* START DATA PROVIDED *
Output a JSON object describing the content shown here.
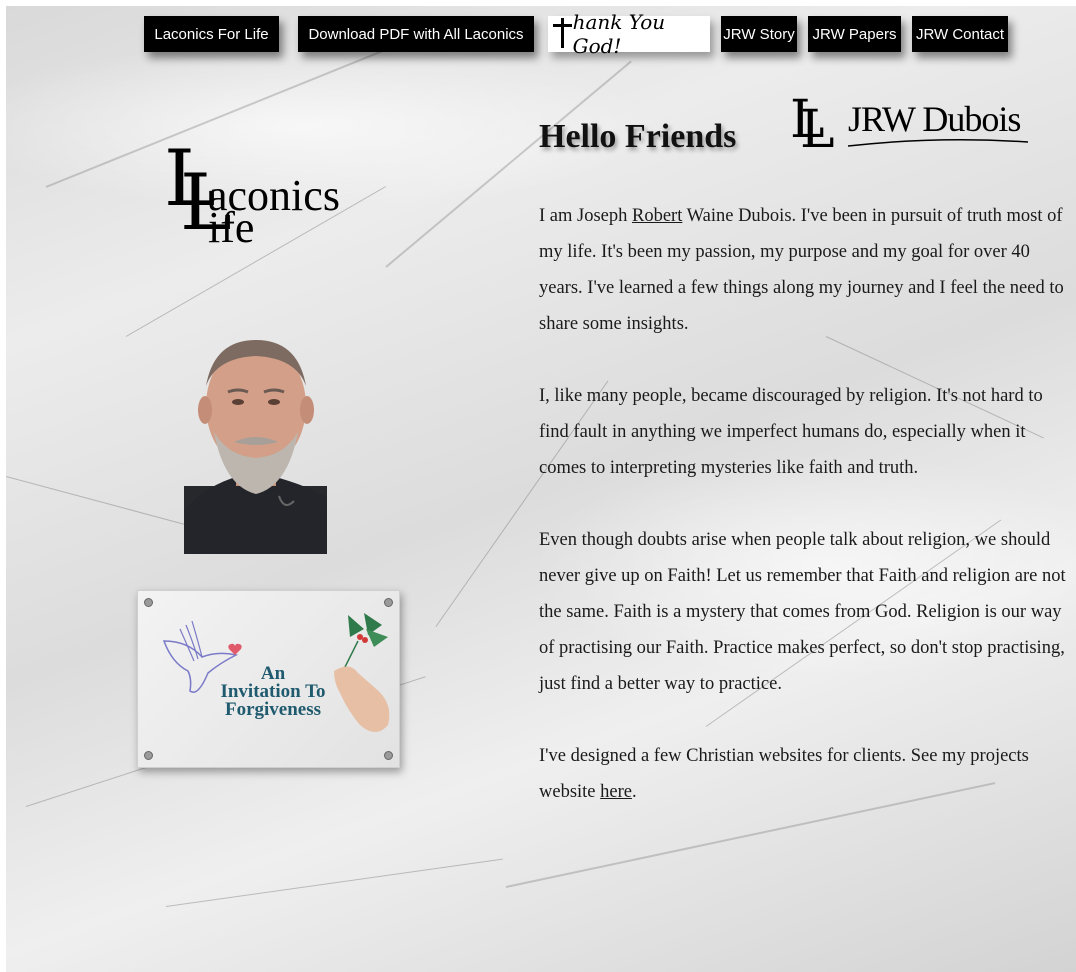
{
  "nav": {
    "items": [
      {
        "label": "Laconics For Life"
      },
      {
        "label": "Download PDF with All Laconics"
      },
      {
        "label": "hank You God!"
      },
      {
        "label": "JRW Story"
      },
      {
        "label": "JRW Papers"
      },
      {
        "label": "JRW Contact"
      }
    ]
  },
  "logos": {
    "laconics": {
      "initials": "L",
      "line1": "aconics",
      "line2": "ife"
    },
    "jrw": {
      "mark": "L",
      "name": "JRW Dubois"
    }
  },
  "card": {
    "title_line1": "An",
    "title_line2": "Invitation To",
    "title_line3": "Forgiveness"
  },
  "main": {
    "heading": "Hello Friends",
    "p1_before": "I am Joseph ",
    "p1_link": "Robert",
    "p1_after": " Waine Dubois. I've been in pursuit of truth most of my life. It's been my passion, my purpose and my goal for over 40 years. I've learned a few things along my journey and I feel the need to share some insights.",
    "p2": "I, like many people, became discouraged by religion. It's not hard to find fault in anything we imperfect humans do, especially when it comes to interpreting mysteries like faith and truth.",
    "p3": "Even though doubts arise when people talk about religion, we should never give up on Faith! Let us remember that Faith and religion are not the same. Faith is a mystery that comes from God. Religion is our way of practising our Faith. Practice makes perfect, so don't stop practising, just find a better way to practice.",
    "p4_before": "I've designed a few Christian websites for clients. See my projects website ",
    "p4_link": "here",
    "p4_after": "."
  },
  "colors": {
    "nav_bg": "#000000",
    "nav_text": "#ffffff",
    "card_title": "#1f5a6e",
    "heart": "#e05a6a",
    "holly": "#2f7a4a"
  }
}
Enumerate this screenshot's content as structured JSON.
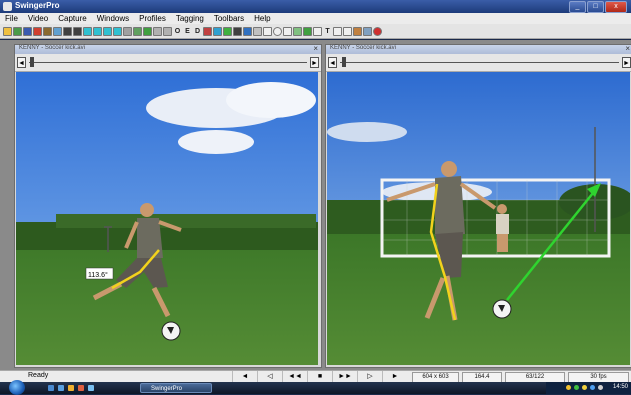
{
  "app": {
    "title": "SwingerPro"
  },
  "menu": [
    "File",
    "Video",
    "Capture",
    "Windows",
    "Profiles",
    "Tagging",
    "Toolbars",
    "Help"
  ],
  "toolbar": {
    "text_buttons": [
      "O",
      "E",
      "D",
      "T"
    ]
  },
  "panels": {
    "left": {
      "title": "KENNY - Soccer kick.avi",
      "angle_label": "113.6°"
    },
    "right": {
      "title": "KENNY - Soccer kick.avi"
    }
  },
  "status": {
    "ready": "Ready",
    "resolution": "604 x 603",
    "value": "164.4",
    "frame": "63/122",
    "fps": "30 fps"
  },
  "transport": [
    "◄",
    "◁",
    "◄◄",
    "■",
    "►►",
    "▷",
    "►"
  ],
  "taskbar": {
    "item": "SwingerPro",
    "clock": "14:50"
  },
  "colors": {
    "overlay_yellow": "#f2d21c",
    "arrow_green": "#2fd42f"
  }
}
* END DATA PROVIDED *
**PROBLEM DETAILS**: Return the whole listing, word for word, and leave out every picture.

**OUTPUT FOR THIS EXERCISE**:
Output a JSON object describing the content shown here.
{
  "nav": {
    "items": [
      {
        "label": "Laconics For Life"
      },
      {
        "label": "Download PDF with All Laconics"
      },
      {
        "label": "hank You God!"
      },
      {
        "label": "JRW Story"
      },
      {
        "label": "JRW Papers"
      },
      {
        "label": "JRW Contact"
      }
    ]
  },
  "logos": {
    "laconics": {
      "initials": "L",
      "line1": "aconics",
      "line2": "ife"
    },
    "jrw": {
      "mark": "L",
      "name": "JRW Dubois"
    }
  },
  "card": {
    "title_line1": "An",
    "title_line2": "Invitation To",
    "title_line3": "Forgiveness"
  },
  "main": {
    "heading": "Hello Friends",
    "p1_before": "I am Joseph ",
    "p1_link": "Robert",
    "p1_after": " Waine Dubois. I've been in pursuit of truth most of my life. It's been my passion, my purpose and my goal for over 40 years. I've learned a few things along my journey and I feel the need to share some insights.",
    "p2": "I, like many people, became discouraged by religion. It's not hard to find fault in anything we imperfect humans do, especially when it comes to interpreting mysteries like faith and truth.",
    "p3": "Even though doubts arise when people talk about religion, we should never give up on Faith! Let us remember that Faith and religion are not the same. Faith is a mystery that comes from God. Religion is our way of practising our Faith. Practice makes perfect, so don't stop practising, just find a better way to practice.",
    "p4_before": "I've designed a few Christian websites for clients. See my projects website ",
    "p4_link": "here",
    "p4_after": "."
  },
  "colors": {
    "nav_bg": "#000000",
    "nav_text": "#ffffff",
    "card_title": "#1f5a6e",
    "heart": "#e05a6a",
    "holly": "#2f7a4a"
  }
}
Enumerate this screenshot's content as structured JSON.
{
  "app": {
    "title": "SwingerPro"
  },
  "menu": [
    "File",
    "Video",
    "Capture",
    "Windows",
    "Profiles",
    "Tagging",
    "Toolbars",
    "Help"
  ],
  "toolbar": {
    "text_buttons": [
      "O",
      "E",
      "D",
      "T"
    ]
  },
  "panels": {
    "left": {
      "title": "KENNY - Soccer kick.avi",
      "angle_label": "113.6°"
    },
    "right": {
      "title": "KENNY - Soccer kick.avi"
    }
  },
  "status": {
    "ready": "Ready",
    "resolution": "604 x 603",
    "value": "164.4",
    "frame": "63/122",
    "fps": "30 fps"
  },
  "transport": [
    "◄",
    "◁",
    "◄◄",
    "■",
    "►►",
    "▷",
    "►"
  ],
  "taskbar": {
    "item": "SwingerPro",
    "clock": "14:50"
  },
  "colors": {
    "overlay_yellow": "#f2d21c",
    "arrow_green": "#2fd42f"
  }
}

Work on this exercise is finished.